Dataset rows:
-.-.-

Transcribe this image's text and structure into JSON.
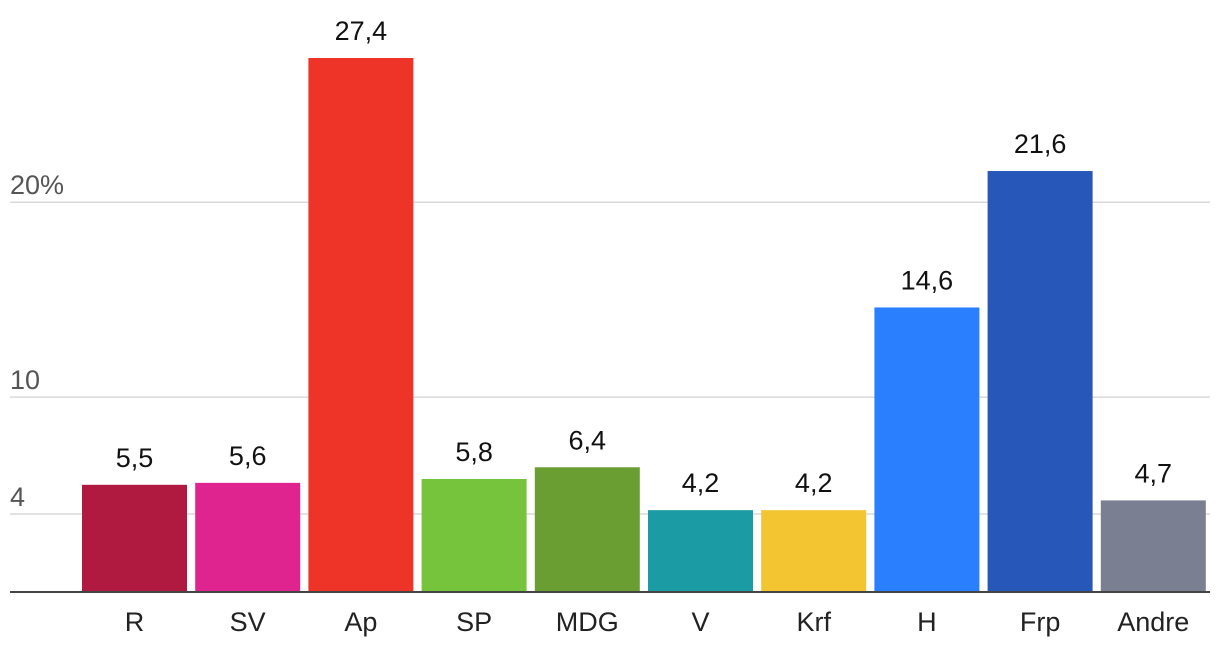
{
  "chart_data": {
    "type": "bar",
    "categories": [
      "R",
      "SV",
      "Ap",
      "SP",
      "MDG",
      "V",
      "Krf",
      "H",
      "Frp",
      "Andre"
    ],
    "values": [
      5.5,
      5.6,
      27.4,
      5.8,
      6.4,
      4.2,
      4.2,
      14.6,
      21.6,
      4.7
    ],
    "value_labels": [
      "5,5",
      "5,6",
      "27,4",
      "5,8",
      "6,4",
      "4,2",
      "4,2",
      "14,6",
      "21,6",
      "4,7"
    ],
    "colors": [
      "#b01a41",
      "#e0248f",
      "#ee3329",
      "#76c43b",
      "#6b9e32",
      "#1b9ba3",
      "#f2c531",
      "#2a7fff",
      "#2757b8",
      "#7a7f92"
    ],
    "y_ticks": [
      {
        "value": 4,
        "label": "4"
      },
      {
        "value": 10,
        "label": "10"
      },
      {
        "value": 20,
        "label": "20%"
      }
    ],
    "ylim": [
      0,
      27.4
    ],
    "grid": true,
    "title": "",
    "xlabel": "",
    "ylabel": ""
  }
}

-.-.-

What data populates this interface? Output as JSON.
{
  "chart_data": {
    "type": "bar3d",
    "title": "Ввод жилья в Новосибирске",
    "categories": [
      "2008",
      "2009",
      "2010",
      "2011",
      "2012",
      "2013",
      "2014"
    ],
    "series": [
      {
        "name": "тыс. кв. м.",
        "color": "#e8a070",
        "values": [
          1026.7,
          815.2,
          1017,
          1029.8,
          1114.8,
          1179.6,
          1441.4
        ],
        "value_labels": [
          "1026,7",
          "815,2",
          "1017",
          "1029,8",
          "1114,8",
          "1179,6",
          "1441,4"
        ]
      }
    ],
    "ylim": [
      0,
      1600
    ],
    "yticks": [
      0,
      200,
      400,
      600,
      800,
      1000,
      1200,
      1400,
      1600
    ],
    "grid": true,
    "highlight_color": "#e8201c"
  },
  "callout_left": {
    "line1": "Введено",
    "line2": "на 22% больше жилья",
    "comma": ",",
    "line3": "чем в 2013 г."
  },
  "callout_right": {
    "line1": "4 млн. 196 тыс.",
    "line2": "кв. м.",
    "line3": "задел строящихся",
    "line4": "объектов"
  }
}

-.-.-

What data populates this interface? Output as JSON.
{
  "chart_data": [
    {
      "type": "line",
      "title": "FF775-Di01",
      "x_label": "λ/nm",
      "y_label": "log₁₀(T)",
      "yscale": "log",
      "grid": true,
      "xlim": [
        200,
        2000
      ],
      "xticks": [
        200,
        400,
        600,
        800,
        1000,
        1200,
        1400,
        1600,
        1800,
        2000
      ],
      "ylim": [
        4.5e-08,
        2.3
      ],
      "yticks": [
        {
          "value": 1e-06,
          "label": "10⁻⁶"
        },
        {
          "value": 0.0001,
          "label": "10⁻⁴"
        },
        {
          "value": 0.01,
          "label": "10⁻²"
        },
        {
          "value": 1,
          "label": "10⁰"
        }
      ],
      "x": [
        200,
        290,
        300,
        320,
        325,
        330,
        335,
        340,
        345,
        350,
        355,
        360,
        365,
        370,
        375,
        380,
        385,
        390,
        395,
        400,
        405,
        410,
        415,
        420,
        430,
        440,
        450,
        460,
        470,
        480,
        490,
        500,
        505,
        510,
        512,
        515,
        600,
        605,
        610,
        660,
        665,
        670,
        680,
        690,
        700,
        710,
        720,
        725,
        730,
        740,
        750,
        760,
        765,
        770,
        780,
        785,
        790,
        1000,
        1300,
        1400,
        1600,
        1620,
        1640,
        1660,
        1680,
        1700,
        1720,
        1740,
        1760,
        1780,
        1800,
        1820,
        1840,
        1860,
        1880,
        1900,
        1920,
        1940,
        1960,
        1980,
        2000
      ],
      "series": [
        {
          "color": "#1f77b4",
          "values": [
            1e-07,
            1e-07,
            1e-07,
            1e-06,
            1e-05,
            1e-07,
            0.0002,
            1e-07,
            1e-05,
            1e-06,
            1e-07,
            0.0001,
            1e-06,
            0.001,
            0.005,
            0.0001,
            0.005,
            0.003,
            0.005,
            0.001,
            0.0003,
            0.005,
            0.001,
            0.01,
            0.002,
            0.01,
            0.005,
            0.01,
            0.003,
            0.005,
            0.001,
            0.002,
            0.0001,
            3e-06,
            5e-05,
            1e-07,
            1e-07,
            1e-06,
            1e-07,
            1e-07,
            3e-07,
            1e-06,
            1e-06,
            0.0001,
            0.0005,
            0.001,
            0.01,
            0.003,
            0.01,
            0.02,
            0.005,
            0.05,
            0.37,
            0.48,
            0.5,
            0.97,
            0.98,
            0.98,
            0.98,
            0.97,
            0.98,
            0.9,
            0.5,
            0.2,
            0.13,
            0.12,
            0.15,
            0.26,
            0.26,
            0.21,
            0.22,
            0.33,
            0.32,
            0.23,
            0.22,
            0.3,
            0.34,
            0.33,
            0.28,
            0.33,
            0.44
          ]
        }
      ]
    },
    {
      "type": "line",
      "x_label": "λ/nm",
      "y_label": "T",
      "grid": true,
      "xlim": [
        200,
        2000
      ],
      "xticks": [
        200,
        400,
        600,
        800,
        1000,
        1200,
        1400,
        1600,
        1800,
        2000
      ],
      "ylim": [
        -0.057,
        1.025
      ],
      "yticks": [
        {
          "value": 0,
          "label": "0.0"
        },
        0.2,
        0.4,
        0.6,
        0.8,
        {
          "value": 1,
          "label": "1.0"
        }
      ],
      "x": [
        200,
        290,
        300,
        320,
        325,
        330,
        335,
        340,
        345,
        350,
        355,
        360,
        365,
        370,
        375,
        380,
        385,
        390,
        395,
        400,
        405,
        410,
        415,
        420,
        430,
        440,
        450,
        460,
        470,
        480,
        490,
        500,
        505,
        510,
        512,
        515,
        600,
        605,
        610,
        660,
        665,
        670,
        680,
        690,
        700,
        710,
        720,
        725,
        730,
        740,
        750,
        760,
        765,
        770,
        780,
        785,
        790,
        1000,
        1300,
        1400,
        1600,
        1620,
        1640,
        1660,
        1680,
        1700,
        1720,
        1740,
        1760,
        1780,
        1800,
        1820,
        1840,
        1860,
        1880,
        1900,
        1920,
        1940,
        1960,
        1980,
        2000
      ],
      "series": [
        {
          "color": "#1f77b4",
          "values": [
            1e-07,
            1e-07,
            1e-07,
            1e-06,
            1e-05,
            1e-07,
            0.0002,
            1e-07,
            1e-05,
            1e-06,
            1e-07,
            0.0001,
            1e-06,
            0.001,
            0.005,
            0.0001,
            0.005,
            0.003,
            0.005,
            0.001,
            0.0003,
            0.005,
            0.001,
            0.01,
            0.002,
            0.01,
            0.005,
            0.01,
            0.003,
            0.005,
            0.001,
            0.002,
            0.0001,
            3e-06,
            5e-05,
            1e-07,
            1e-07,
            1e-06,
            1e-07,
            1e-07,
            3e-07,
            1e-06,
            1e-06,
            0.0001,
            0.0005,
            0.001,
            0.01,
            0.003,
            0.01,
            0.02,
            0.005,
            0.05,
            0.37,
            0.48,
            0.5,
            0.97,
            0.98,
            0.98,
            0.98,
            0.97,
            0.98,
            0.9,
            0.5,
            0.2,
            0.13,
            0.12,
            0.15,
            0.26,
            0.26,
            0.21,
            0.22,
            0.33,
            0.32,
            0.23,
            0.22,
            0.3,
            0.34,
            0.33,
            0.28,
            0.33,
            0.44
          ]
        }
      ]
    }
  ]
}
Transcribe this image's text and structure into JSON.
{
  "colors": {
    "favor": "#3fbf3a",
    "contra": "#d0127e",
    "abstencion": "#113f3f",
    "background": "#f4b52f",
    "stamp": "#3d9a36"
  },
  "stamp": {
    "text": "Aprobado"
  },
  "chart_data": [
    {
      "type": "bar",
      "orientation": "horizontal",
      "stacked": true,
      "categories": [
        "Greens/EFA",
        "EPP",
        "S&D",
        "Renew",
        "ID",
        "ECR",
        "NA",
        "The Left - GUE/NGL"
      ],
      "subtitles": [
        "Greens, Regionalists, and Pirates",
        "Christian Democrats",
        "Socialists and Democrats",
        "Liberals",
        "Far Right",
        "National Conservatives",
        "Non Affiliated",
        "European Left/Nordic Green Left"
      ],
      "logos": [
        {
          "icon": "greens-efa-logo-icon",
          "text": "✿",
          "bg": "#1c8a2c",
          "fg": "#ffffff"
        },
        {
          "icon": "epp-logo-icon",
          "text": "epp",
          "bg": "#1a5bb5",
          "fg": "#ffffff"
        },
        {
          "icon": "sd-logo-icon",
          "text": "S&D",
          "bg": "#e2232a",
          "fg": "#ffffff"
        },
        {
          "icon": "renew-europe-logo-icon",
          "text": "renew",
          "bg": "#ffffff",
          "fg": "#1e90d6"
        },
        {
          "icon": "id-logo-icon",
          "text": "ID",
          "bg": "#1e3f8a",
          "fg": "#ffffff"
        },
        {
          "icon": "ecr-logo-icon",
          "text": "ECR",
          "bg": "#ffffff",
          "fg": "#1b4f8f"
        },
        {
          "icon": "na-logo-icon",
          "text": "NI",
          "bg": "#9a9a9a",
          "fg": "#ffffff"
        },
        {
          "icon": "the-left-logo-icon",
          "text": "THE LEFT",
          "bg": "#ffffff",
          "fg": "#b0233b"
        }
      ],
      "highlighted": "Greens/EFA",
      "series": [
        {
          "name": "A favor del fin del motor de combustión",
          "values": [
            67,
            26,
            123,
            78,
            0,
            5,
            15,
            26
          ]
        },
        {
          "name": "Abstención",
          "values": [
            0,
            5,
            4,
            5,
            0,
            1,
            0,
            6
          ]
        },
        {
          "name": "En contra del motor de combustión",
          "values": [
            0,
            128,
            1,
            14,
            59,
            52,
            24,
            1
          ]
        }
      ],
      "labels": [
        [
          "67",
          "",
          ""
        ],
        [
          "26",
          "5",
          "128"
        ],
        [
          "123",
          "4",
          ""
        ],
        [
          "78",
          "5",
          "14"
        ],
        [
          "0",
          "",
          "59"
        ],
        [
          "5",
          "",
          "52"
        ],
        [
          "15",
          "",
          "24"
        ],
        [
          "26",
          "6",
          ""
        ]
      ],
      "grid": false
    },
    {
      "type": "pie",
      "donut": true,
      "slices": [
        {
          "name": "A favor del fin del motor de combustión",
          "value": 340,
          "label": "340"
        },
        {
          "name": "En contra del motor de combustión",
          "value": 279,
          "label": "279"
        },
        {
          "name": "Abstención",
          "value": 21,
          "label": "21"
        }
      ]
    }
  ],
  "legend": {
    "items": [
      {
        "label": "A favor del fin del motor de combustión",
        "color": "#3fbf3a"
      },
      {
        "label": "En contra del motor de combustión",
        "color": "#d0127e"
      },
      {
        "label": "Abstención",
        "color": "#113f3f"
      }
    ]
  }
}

-.-.-

_Work required_
Your answer should be a single number: how many lines in the data above include "icon"?

_Reply to the task_
8